### Data lines
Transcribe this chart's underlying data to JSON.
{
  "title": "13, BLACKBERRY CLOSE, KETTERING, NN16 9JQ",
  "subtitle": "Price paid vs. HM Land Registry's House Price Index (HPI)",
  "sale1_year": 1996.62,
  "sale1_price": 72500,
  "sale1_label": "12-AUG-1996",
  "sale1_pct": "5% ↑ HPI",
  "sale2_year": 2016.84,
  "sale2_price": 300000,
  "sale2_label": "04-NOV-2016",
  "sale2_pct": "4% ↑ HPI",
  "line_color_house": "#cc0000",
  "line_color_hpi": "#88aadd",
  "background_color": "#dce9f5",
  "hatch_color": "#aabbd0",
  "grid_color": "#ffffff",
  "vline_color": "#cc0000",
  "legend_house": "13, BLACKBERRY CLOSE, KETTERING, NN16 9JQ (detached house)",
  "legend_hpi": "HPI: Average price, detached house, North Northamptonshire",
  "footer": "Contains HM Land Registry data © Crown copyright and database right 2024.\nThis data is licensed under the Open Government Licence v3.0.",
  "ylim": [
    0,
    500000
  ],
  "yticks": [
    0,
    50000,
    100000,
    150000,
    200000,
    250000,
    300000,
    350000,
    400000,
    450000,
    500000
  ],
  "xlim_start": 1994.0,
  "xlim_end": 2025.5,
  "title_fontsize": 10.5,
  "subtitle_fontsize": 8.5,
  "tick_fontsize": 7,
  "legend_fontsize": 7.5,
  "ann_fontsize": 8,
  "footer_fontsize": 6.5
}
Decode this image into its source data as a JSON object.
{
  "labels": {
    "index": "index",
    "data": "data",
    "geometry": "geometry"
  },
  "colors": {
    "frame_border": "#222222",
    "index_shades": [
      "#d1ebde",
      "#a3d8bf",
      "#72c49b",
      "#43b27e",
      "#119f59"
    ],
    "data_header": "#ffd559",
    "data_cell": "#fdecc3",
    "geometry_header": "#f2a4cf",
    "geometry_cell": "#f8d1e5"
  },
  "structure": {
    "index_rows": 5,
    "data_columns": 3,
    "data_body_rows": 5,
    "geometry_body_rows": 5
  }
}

### Exercise description
Repeat exactly the lines from the one containing "Decode this image" through the last line of the records above, both included, and nothing else.

### Answer to the task
Decode this image into its source data as a JSON object.
{
  "labels": {
    "index": "index",
    "data": "data",
    "geometry": "geometry"
  },
  "colors": {
    "frame_border": "#222222",
    "index_shades": [
      "#d1ebde",
      "#a3d8bf",
      "#72c49b",
      "#43b27e",
      "#119f59"
    ],
    "data_header": "#ffd559",
    "data_cell": "#fdecc3",
    "geometry_header": "#f2a4cf",
    "geometry_cell": "#f8d1e5"
  },
  "structure": {
    "index_rows": 5,
    "data_columns": 3,
    "data_body_rows": 5,
    "geometry_body_rows": 5
  }
}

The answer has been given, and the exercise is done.